## Task objective
Omit all pictures and give the records below again exactly as written.

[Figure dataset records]

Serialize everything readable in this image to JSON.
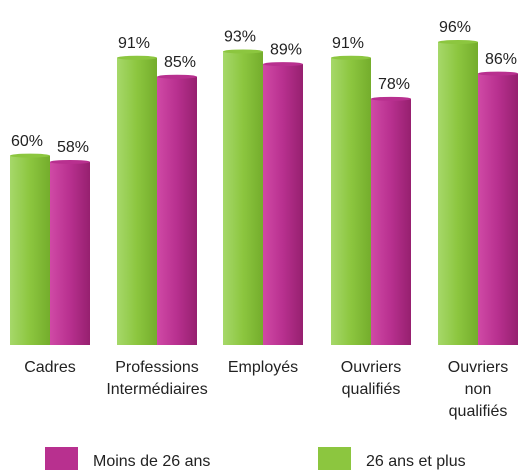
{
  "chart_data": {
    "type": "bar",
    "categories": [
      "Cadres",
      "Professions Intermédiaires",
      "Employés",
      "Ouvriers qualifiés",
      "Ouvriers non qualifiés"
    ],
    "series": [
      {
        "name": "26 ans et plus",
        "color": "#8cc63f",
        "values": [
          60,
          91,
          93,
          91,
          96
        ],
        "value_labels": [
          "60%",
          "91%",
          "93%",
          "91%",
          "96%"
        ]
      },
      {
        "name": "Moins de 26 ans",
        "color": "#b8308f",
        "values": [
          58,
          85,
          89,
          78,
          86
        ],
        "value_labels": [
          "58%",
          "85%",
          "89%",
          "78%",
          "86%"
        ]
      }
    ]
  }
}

## Worked solution
Serialize everything readable in this image to JSON.
{
  "chart_data": {
    "type": "bar",
    "categories": [
      "Cadres",
      "Professions Intermédiaires",
      "Employés",
      "Ouvriers qualifiés",
      "Ouvriers non qualifiés"
    ],
    "series": [
      {
        "name": "26 ans et plus",
        "color": "#8cc63f",
        "values": [
          60,
          91,
          93,
          91,
          96
        ],
        "value_labels": [
          "60%",
          "91%",
          "93%",
          "91%",
          "96%"
        ]
      },
      {
        "name": "Moins de 26 ans",
        "color": "#b8308f",
        "values": [
          58,
          85,
          89,
          78,
          86
        ],
        "value_labels": [
          "58%",
          "85%",
          "89%",
          "78%",
          "86%"
        ]
      }
    ]
  }
}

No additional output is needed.